▶ Aim
Only lines with the word "empresa" are needed; collect each of them from the listing below.
--- Begin Source material ---
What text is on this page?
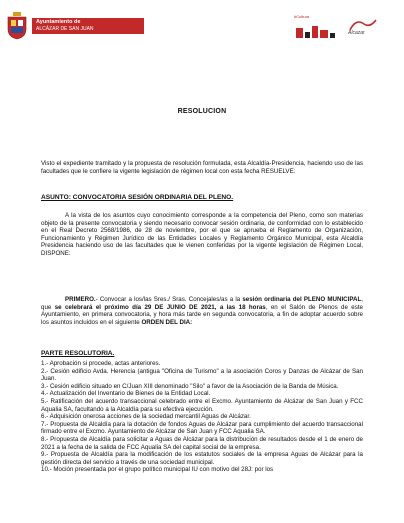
Ayuntamiento de
ALCÁZAR DE SAN JUAN
#Cultura
Alcazar
RESOLUCION
Visto el expediente tramitado y la propuesta de resolución formulada, esta Alcaldía-Presidencia, haciendo uso de las facultades que le confiere la vigente legislación de régimen local con esta fecha RESUELVE:
ASUNTO: CONVOCATORIA SESIÓN ORDINARIA DEL PLENO.
A la vista de los asuntos cuyo conocimiento corresponde a la competencia del Pleno, como son materias objeto de la presente convocatoria y siendo necesario convocar sesión ordinaria, de conformidad con lo establecido en el Real Decreto 2568/1986, de 28 de noviembre, por el que se aprueba el Reglamento de Organización, Funcionamiento y Régimen Jurídico de las Entidades Locales y Reglamento Orgánico Municipal, esta Alcaldía Presidencia haciendo uso de las facultades que le vienen conferidas por la vigente legislación de Régimen Local, DISPONE:
PRIMERO.- Convocar a los/las Sres./ Sras. Concejales/as a la sesión ordinaria del PLENO MUNICIPAL, que se celebrará el próximo día 29 DE JUNIO DE 2021, a las 18 horas, en el Salón de Plenos de este Ayuntamiento, en primera convocatoria, y hora más tarde en segunda convocatoria, a fin de adoptar acuerdo sobre los asuntos incluidos en el siguiente ORDEN DEL DIA:
PARTE RESOLUTORIA.
1.- Aprobación si procede, actas anteriores.
2.- Cesión edificio Avda. Herencia (antigua "Oficina de Turismo" a la asociación Coros y Danzas de Alcázar de San Juan.
3.- Cesión edificio situado en C/Juan XIII denominado "Silo" a favor de la Asociación de la Banda de Música.
4.- Actualización del Inventario de Bienes de la Entidad Local.
5.- Ratificación del acuerdo transaccional celebrado entre el Excmo. Ayuntamiento de Alcázar de San Juan y FCC Aqualia SA, facultando a la Alcaldía para su efectiva ejecución.
6.- Adquisición onerosa acciones de la sociedad mercantil Aguas de Alcázar.
7.- Propuesta de Alcaldía para la dotación de fondos Aguas de Alcázar para cumplimiento del acuerdo transaccional firmado entre el Excmo. Ayuntamiento de Alcázar de San Juan y FCC Aqualia SA.
8.- Propuesta de Alcaldía para solicitar a Aguas de Alcázar para la distribución de resultados desde el 1 de enero de 2021 a la fecha de la salida de FCC Aqualia SA del capital social de la empresa.
9.- Propuesta de Alcaldía para la modificación de los estatutos sociales de la empresa Aguas de Alcázar para la gestión directa del servicio a través de una sociedad municipal.
10.- Moción presentada por el grupo político municipal IU con motivo del 28J: por los
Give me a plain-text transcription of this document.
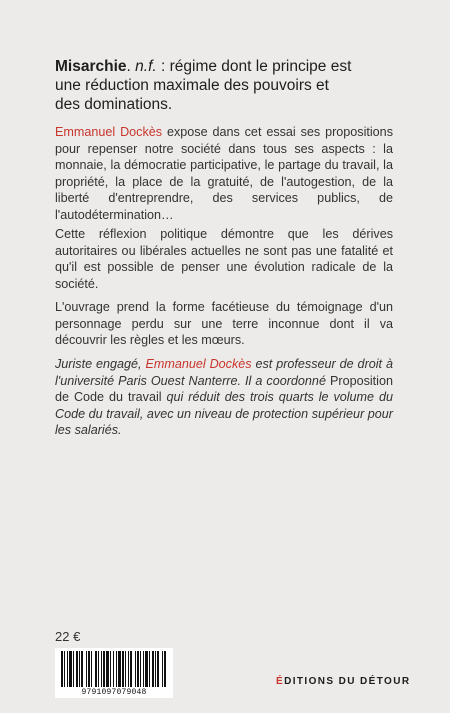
Misarchie. n.f. : régime dont le principe est une réduction maximale des pouvoirs et des dominations.
Emmanuel Dockès expose dans cet essai ses propositions pour repenser notre société dans tous ses aspects : la monnaie, la démocratie participative, le partage du travail, la propriété, la place de la gratuité, de l'autogestion, de la liberté d'entreprendre, des services publics, de l'autodétermination…
Cette réflexion politique démontre que les dérives autoritaires ou libérales actuelles ne sont pas une fatalité et qu'il est possible de penser une évolution radicale de la société.
L'ouvrage prend la forme facétieuse du témoignage d'un personnage perdu sur une terre inconnue dont il va découvrir les règles et les mœurs.
Juriste engagé, Emmanuel Dockès est professeur de droit à l'université Paris Ouest Nanterre. Il a coordonné Proposition de Code du travail qui réduit des trois quarts le volume du Code du travail, avec un niveau de protection supérieur pour les salariés.
22 €
9791097079048
ÉDITIONS DU DÉTOUR
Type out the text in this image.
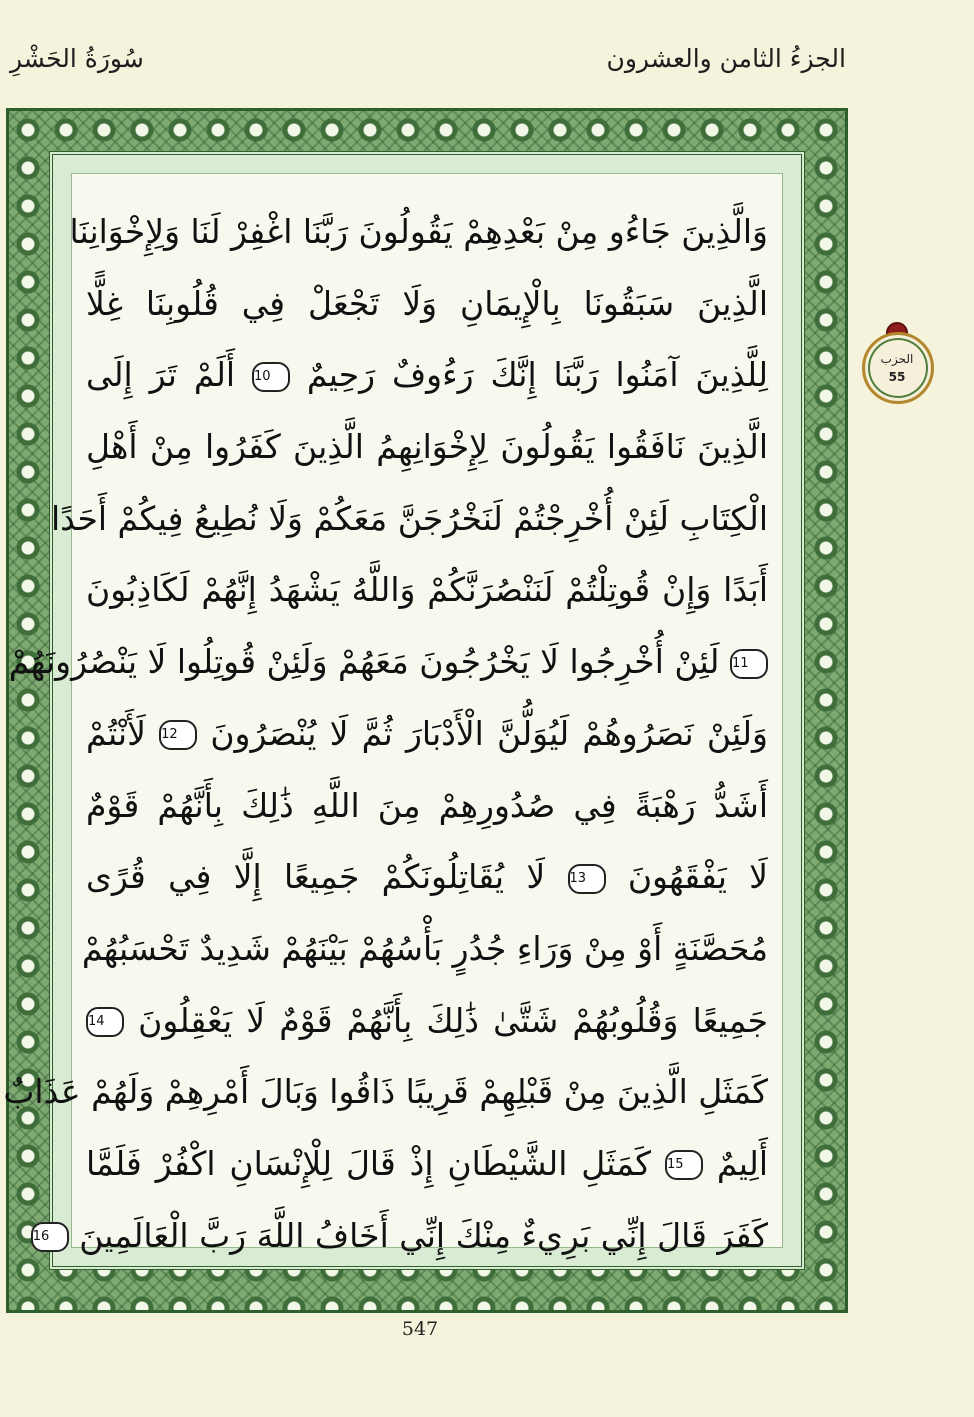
الجزءُ الثامن والعشرون
سُورَةُ الحَشْرِ
وَالَّذِينَ جَاءُو مِنْ بَعْدِهِمْ يَقُولُونَ رَبَّنَا اغْفِرْ لَنَا وَلِإِخْوَانِنَا
الَّذِينَ سَبَقُونَا بِالْإِيمَانِ وَلَا تَجْعَلْ فِي قُلُوبِنَا غِلًّا
لِلَّذِينَ آمَنُوا رَبَّنَا إِنَّكَ رَءُوفٌ رَحِيمٌ 10 أَلَمْ تَرَ إِلَى
الَّذِينَ نَافَقُوا يَقُولُونَ لِإِخْوَانِهِمُ الَّذِينَ كَفَرُوا مِنْ أَهْلِ
الْكِتَابِ لَئِنْ أُخْرِجْتُمْ لَنَخْرُجَنَّ مَعَكُمْ وَلَا نُطِيعُ فِيكُمْ أَحَدًا
أَبَدًا وَإِنْ قُوتِلْتُمْ لَنَنْصُرَنَّكُمْ وَاللَّهُ يَشْهَدُ إِنَّهُمْ لَكَاذِبُونَ
11 لَئِنْ أُخْرِجُوا لَا يَخْرُجُونَ مَعَهُمْ وَلَئِنْ قُوتِلُوا لَا يَنْصُرُونَهُمْ
وَلَئِنْ نَصَرُوهُمْ لَيُوَلُّنَّ الْأَدْبَارَ ثُمَّ لَا يُنْصَرُونَ 12 لَأَنْتُمْ
أَشَدُّ رَهْبَةً فِي صُدُورِهِمْ مِنَ اللَّهِ ذَٰلِكَ بِأَنَّهُمْ قَوْمٌ
لَا يَفْقَهُونَ 13 لَا يُقَاتِلُونَكُمْ جَمِيعًا إِلَّا فِي قُرًى
مُحَصَّنَةٍ أَوْ مِنْ وَرَاءِ جُدُرٍ بَأْسُهُمْ بَيْنَهُمْ شَدِيدٌ تَحْسَبُهُمْ
جَمِيعًا وَقُلُوبُهُمْ شَتَّىٰ ذَٰلِكَ بِأَنَّهُمْ قَوْمٌ لَا يَعْقِلُونَ 14
كَمَثَلِ الَّذِينَ مِنْ قَبْلِهِمْ قَرِيبًا ذَاقُوا وَبَالَ أَمْرِهِمْ وَلَهُمْ عَذَابٌ
أَلِيمٌ 15 كَمَثَلِ الشَّيْطَانِ إِذْ قَالَ لِلْإِنْسَانِ اكْفُرْ فَلَمَّا
كَفَرَ قَالَ إِنِّي بَرِيءٌ مِنْكَ إِنِّي أَخَافُ اللَّهَ رَبَّ الْعَالَمِينَ 16
الحزب
55
547
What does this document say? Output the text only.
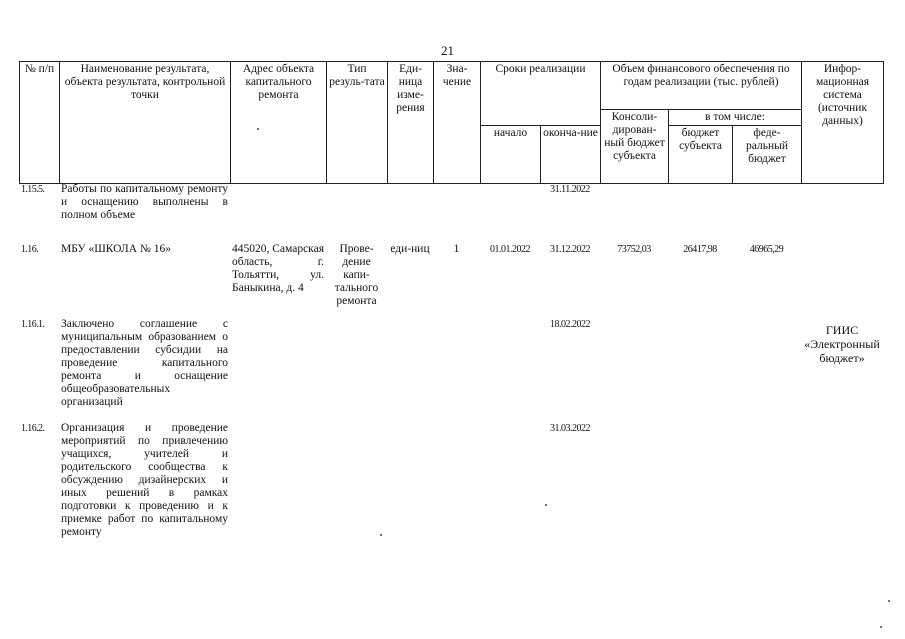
21
№ п/п	Наименование результата, объекта результата, контрольной точки	Адрес объекта капитального ремонта	Тип резуль-тата	Еди-ница изме-рения	Зна-чение	Сроки реализации		Объем финансового обеспечения по годам реализации (тыс. рублей)			Инфор-мационная система (источник данных)
								Консоли-дирован-ный бюджет субъекта	в том числе:		
						начало	оконча-ние		бюджет субъекта	феде-ральный бюджет	

1.15.5.	Работы по капитальному ремонту и оснащению выполнены в полном объеме						31.11.2022				
1.16.	МБУ «ШКОЛА № 16»	445020, Самарская область, г. Тольятти, ул. Баныкина, д. 4	Прове-дение капи-тального ремонта	еди-ниц	1	01.01.2022	31.12.2022	73752,03	26417,98	46965,29	
1.16.1.	Заключено соглашение с муниципальным образованием о предоставлении субсидии на проведение капитального ремонта и оснащение общеобразовательных организаций						18.02.2022				ГИИС «Электронный бюджет»
1.16.2.	Организация и проведение мероприятий по привлечению учащихся, учителей и родительского сообщества к обсуждению дизайнерских и иных решений в рамках подготовки к проведению и к приемке работ по капитальному ремонту						31.03.2022				
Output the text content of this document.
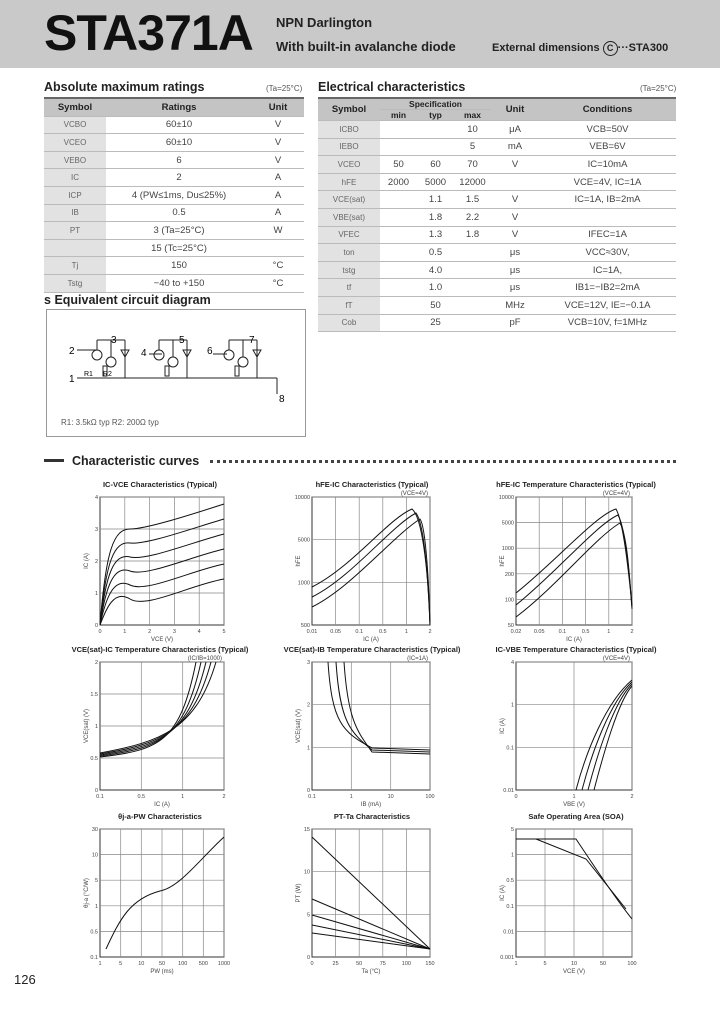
STA371A NPN Darlington
With built-in avalanche diode	External dimensions C ···STA300
Absolute maximum ratings	(Ta=25°C)
Symbol	Ratings	Unit
VCBO	60±10	V
VCEO	60±10	V
VEBO	6	V
IC	2	A
ICP	4 (PW≤1ms, Du≤25%)	A
IB	0.5	A
PT	3 (Ta=25°C)	W
	15 (Tc=25°C)	
Tj	150	°C
Tstg	−40 to +150	°C
Electrical characteristics	(Ta=25°C)
Symbol	Specification			Unit	Conditions
	min	typ	max		
ICBO			10	μA	VCB=50V
IEBO			5	mA	VEB=6V
VCEO	50	60	70	V	IC=10mA
hFE	2000	5000	12000		VCE=4V, IC=1A
VCE(sat)		1.1	1.5	V	IC=1A, IB=2mA
VBE(sat)		1.8	2.2	V	
VFEC		1.3	1.8	V	IFEC=1A
ton		0.5		μs	VCC≈30V,
tstg		4.0		μs	IC=1A,
tf		1.0		μs	IB1=−IB2=2mA
fT		50		MHz	VCE=12V, IE=−0.1A
Cob		25		pF	VCB=10V, f=1MHz
s Equivalent circuit diagram
3
2
1
4
5
6
7
8
R1 R2
R1: 3.5kΩ typ R2: 200Ω typ
Characteristic curves
IC-VCE Characteristics (Typical)
0	1	2	3	4	5
0
1
2
3
4
VCE (V)
IC (A)
hFE-IC Characteristics (Typical)
0.01 0.05	0.1	0.5	1	2
500
1000
5000
10000
IC (A)
hFE
(VCE=4V)
hFE-IC Temperature Characteristics (Typical)
0.02 0.05	0.1	0.5	1	2
50
100
200
1000
5000
10000
IC (A)
hFE
(VCE=4V)
VCE(sat)-IC Temperature Characteristics (Typical)
0.1	0.5	1	2
0
0.5
1
1.5
2
IC (A)
VCE(sat) (V)
(IC/IB=1000)
VCE(sat)-IB Temperature Characteristics (Typical)
0.1	1	10	100
0
1
2
3
IB (mA)
VCE(sat) (V)
(IC=1A)
IC-VBE Temperature Characteristics (Typical)
0	1	2
0.01
0.1
1
4
VBE (V)
IC (A)
(VCE=4V)
θj-a-PW Characteristics
1	5	10	50 100 500 1000
0.1
0.5
1
5
10
30
PW (ms)
θj-a (°C/W)
PT-Ta Characteristics
0	25	50	75	100	150
0
5
10
15
Ta (°C)
PT (W)
Safe Operating Area (SOA)
1	5	10	50	100
0.001
0.01
0.1
0.5
1
5
VCE (V)
IC (A)
126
--- End Source material ---
▶ Finished answer
8.- Propuesta de Alcaldía para solicitar a Aguas de Alcázar para la distribución de resultados desde el 1 de enero de 2021 a la fecha de la salida de FCC Aqualia SA del capital social de la empresa.
9.- Propuesta de Alcaldía para la modificación de los estatutos sociales de la empresa Aguas de Alcázar para la gestión directa del servicio a través de una sociedad municipal.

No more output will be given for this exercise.